### DATASET ROWS ###
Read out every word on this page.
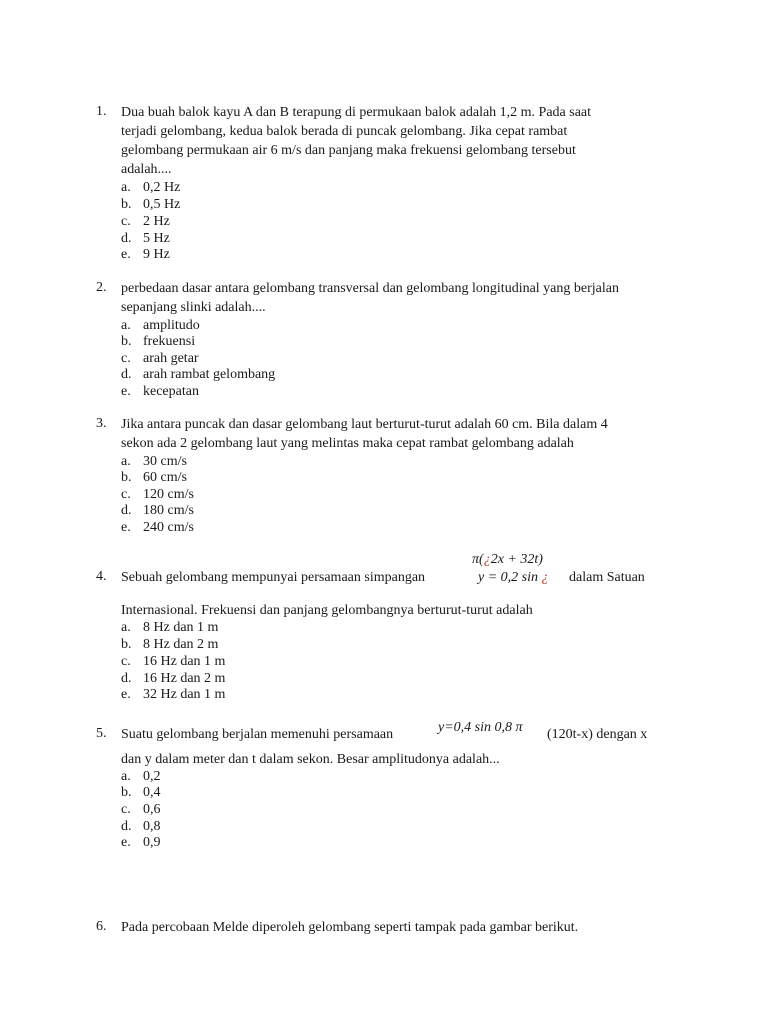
1. Dua buah balok kayu A dan B terapung di permukaan balok adalah 1,2 m. Pada saat
terjadi gelombang, kedua balok berada di puncak gelombang. Jika cepat rambat
gelombang permukaan air 6 m/s dan panjang maka frekuensi gelombang tersebut
adalah....
a. 0,2 Hz
b. 0,5 Hz
c. 2 Hz
d. 5 Hz
e. 9 Hz
2. perbedaan dasar antara gelombang transversal dan gelombang longitudinal yang berjalan
sepanjang slinki adalah....
a. amplitudo
b. frekuensi
c. arah getar
d. arah rambat gelombang
e. kecepatan
3. Jika antara puncak dan dasar gelombang laut berturut-turut adalah 60 cm. Bila dalam 4
sekon ada 2 gelombang laut yang melintas maka cepat rambat gelombang adalah
a. 30 cm/s
b. 60 cm/s
c. 120 cm/s
d. 180 cm/s
e. 240 cm/s
π(¿2x + 32t)
4. Sebuah gelombang mempunyai persamaan simpangan	y = 0,2 sin ¿ dalam Satuan
Internasional. Frekuensi dan panjang gelombangnya berturut-turut adalah
a. 8 Hz dan 1 m
b. 8 Hz dan 2 m
c. 16 Hz dan 1 m
d. 16 Hz dan 2 m
e. 32 Hz dan 1 m
5. Suatu gelombang berjalan memenuhi persamaan	y=0,4 sin 0,8 π (120t-x) dengan x
dan y dalam meter dan t dalam sekon. Besar amplitudonya adalah...
a. 0,2
b. 0,4
c. 0,6
d. 0,8
e. 0,9
6. Pada percobaan Melde diperoleh gelombang seperti tampak pada gambar berikut.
###
Leave out the pictures and repeat everything else in the records exactly.

> [TASK SOLUTION]:
Read out every word on this page.
1. Dua buah balok kayu A dan B terapung di permukaan balok adalah 1,2 m. Pada saat
terjadi gelombang, kedua balok berada di puncak gelombang. Jika cepat rambat
gelombang permukaan air 6 m/s dan panjang maka frekuensi gelombang tersebut
adalah....
a. 0,2 Hz
b. 0,5 Hz
c. 2 Hz
d. 5 Hz
e. 9 Hz
2. perbedaan dasar antara gelombang transversal dan gelombang longitudinal yang berjalan
sepanjang slinki adalah....
a. amplitudo
b. frekuensi
c. arah getar
d. arah rambat gelombang
e. kecepatan
3. Jika antara puncak dan dasar gelombang laut berturut-turut adalah 60 cm. Bila dalam 4
sekon ada 2 gelombang laut yang melintas maka cepat rambat gelombang adalah
a. 30 cm/s
b. 60 cm/s
c. 120 cm/s
d. 180 cm/s
e. 240 cm/s
π(¿2x + 32t)
4. Sebuah gelombang mempunyai persamaan simpangan	y = 0,2 sin ¿ dalam Satuan
Internasional. Frekuensi dan panjang gelombangnya berturut-turut adalah
a. 8 Hz dan 1 m
b. 8 Hz dan 2 m
c. 16 Hz dan 1 m
d. 16 Hz dan 2 m
e. 32 Hz dan 1 m
5. Suatu gelombang berjalan memenuhi persamaan	y=0,4 sin 0,8 π (120t-x) dengan x
dan y dalam meter dan t dalam sekon. Besar amplitudonya adalah...
a. 0,2
b. 0,4
c. 0,6
d. 0,8
e. 0,9
6. Pada percobaan Melde diperoleh gelombang seperti tampak pada gambar berikut.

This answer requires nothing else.